# Written instruction
Send back the records in full, character for character.
-- Start Data listing --
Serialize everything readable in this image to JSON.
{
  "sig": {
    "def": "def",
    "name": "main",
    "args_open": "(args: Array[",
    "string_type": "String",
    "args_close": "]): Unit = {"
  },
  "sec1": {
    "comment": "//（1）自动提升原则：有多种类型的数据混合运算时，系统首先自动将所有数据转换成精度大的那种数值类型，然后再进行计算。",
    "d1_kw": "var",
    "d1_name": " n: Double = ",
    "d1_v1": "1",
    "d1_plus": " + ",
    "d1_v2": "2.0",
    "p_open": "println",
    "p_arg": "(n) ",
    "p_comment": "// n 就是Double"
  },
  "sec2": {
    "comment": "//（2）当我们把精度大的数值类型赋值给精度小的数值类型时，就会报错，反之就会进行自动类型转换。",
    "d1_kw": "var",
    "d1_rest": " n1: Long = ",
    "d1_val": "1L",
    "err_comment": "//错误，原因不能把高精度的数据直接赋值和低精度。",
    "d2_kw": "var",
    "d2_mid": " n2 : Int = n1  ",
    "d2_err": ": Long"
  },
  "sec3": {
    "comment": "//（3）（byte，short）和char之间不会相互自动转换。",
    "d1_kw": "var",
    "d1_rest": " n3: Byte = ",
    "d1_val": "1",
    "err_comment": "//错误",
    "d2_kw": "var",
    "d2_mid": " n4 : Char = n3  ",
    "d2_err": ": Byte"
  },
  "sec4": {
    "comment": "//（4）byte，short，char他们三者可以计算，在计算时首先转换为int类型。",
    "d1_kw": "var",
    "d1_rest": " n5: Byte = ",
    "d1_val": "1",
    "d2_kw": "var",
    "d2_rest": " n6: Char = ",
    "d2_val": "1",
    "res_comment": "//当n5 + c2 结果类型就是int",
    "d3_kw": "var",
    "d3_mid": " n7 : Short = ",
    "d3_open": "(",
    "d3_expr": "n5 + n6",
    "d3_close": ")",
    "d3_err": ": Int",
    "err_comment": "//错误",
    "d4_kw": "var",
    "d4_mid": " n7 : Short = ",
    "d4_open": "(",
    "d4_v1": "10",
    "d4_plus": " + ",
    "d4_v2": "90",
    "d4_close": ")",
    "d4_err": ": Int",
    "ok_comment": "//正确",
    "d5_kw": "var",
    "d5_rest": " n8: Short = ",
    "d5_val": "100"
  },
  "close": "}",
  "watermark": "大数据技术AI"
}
-- End Data listing --
# Reply to the exercise
Serialize everything readable in this image to JSON.
{
  "sig": {
    "def": "def",
    "name": "main",
    "args_open": "(args: Array[",
    "string_type": "String",
    "args_close": "]): Unit = {"
  },
  "sec1": {
    "comment": "//（1）自动提升原则：有多种类型的数据混合运算时，系统首先自动将所有数据转换成精度大的那种数值类型，然后再进行计算。",
    "d1_kw": "var",
    "d1_name": " n: Double = ",
    "d1_v1": "1",
    "d1_plus": " + ",
    "d1_v2": "2.0",
    "p_open": "println",
    "p_arg": "(n) ",
    "p_comment": "// n 就是Double"
  },
  "sec2": {
    "comment": "//（2）当我们把精度大的数值类型赋值给精度小的数值类型时，就会报错，反之就会进行自动类型转换。",
    "d1_kw": "var",
    "d1_rest": " n1: Long = ",
    "d1_val": "1L",
    "err_comment": "//错误，原因不能把高精度的数据直接赋值和低精度。",
    "d2_kw": "var",
    "d2_mid": " n2 : Int = n1  ",
    "d2_err": ": Long"
  },
  "sec3": {
    "comment": "//（3）（byte，short）和char之间不会相互自动转换。",
    "d1_kw": "var",
    "d1_rest": " n3: Byte = ",
    "d1_val": "1",
    "err_comment": "//错误",
    "d2_kw": "var",
    "d2_mid": " n4 : Char = n3  ",
    "d2_err": ": Byte"
  },
  "sec4": {
    "comment": "//（4）byte，short，char他们三者可以计算，在计算时首先转换为int类型。",
    "d1_kw": "var",
    "d1_rest": " n5: Byte = ",
    "d1_val": "1",
    "d2_kw": "var",
    "d2_rest": " n6: Char = ",
    "d2_val": "1",
    "res_comment": "//当n5 + c2 结果类型就是int",
    "d3_kw": "var",
    "d3_mid": " n7 : Short = ",
    "d3_open": "(",
    "d3_expr": "n5 + n6",
    "d3_close": ")",
    "d3_err": ": Int",
    "err_comment": "//错误",
    "d4_kw": "var",
    "d4_mid": " n7 : Short = ",
    "d4_open": "(",
    "d4_v1": "10",
    "d4_plus": " + ",
    "d4_v2": "90",
    "d4_close": ")",
    "d4_err": ": Int",
    "ok_comment": "//正确",
    "d5_kw": "var",
    "d5_rest": " n8: Short = ",
    "d5_val": "100"
  },
  "close": "}",
  "watermark": "大数据技术AI"
}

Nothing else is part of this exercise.